____ Material shown
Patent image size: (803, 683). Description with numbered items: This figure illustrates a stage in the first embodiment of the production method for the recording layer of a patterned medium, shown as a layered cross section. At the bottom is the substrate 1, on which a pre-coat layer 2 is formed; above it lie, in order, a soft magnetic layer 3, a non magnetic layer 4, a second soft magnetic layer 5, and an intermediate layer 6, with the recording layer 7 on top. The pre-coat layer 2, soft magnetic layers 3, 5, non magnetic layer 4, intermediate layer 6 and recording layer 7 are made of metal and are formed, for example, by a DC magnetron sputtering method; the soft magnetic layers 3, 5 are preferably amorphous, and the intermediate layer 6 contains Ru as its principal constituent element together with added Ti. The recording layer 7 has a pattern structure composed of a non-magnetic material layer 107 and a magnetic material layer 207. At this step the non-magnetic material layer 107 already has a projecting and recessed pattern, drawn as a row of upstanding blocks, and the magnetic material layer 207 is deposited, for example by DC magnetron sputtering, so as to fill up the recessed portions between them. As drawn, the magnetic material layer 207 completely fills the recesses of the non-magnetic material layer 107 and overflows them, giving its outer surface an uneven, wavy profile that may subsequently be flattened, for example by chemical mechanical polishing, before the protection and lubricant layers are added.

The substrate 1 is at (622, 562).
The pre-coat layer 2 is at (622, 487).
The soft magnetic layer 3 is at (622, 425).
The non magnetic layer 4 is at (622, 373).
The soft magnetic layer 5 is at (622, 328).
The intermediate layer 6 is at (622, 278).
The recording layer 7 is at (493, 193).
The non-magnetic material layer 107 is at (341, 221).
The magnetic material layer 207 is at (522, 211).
________
Task directions
Copy out every line of the material above without changing anything.

Reply
Patent image size: (803, 683). Description with numbered items: This figure illustrates a stage in the first embodiment of the production method for the recording layer of a patterned medium, shown as a layered cross section. At the bottom is the substrate 1, on which a pre-coat layer 2 is formed; above it lie, in order, a soft magnetic layer 3, a non magnetic layer 4, a second soft magnetic layer 5, and an intermediate layer 6, with the recording layer 7 on top. The pre-coat layer 2, soft magnetic layers 3, 5, non magnetic layer 4, intermediate layer 6 and recording layer 7 are made of metal and are formed, for example, by a DC magnetron sputtering method; the soft magnetic layers 3, 5 are preferably amorphous, and the intermediate layer 6 contains Ru as its principal constituent element together with added Ti. The recording layer 7 has a pattern structure composed of a non-magnetic material layer 107 and a magnetic material layer 207. At this step the non-magnetic material layer 107 already has a projecting and recessed pattern, drawn as a row of upstanding blocks, and the magnetic material layer 207 is deposited, for example by DC magnetron sputtering, so as to fill up the recessed portions between them. As drawn, the magnetic material layer 207 completely fills the recesses of the non-magnetic material layer 107 and overflows them, giving its outer surface an uneven, wavy profile that may subsequently be flattened, for example by chemical mechanical polishing, before the protection and lubricant layers are added.

The substrate 1 is at (622, 562).
The pre-coat layer 2 is at (622, 487).
The soft magnetic layer 3 is at (622, 425).
The non magnetic layer 4 is at (622, 373).
The soft magnetic layer 5 is at (622, 328).
The intermediate layer 6 is at (622, 278).
The recording layer 7 is at (493, 193).
The non-magnetic material layer 107 is at (341, 221).
The magnetic material layer 207 is at (522, 211).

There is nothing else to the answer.